* [Task instructions]
Gather up every line that includes the string "развития".

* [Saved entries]
-- Start --
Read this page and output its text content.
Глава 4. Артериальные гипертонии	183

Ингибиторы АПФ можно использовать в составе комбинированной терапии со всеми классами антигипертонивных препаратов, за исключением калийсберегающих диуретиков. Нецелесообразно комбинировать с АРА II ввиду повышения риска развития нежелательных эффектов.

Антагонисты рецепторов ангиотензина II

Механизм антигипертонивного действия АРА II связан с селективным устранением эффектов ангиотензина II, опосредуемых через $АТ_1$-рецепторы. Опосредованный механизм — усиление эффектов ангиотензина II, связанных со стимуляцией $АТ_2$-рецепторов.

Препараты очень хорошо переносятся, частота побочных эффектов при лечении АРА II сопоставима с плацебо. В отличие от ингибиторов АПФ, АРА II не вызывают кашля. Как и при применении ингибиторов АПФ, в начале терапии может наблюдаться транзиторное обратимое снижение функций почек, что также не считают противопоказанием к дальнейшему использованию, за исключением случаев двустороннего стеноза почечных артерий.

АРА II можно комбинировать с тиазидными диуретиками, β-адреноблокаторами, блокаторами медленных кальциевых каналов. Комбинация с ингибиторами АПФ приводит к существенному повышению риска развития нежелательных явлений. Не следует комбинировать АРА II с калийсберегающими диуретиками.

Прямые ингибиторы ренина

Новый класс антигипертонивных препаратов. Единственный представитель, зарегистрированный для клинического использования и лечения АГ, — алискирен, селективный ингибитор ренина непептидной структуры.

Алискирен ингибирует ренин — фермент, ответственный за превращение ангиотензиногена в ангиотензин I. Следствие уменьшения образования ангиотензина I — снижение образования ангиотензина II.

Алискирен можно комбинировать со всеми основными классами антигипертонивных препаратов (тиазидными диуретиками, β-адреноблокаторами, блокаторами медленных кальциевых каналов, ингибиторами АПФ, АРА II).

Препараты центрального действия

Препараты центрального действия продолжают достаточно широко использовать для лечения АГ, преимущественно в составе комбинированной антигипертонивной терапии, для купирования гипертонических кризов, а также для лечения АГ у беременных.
-- End --
* [Task answer]
Ингибиторы АПФ можно использовать в составе комбинированной терапии со всеми классами антигипертонивных препаратов, за исключением калийсберегающих диуретиков. Нецелесообразно комбинировать с АРА II ввиду повышения риска развития нежелательных эффектов.
АРА II можно комбинировать с тиазидными диуретиками, β-адреноблокаторами, блокаторами медленных кальциевых каналов. Комбинация с ингибиторами АПФ приводит к существенному повышению риска развития нежелательных явлений. Не следует комбинировать АРА II с калийсберегающими диуретиками.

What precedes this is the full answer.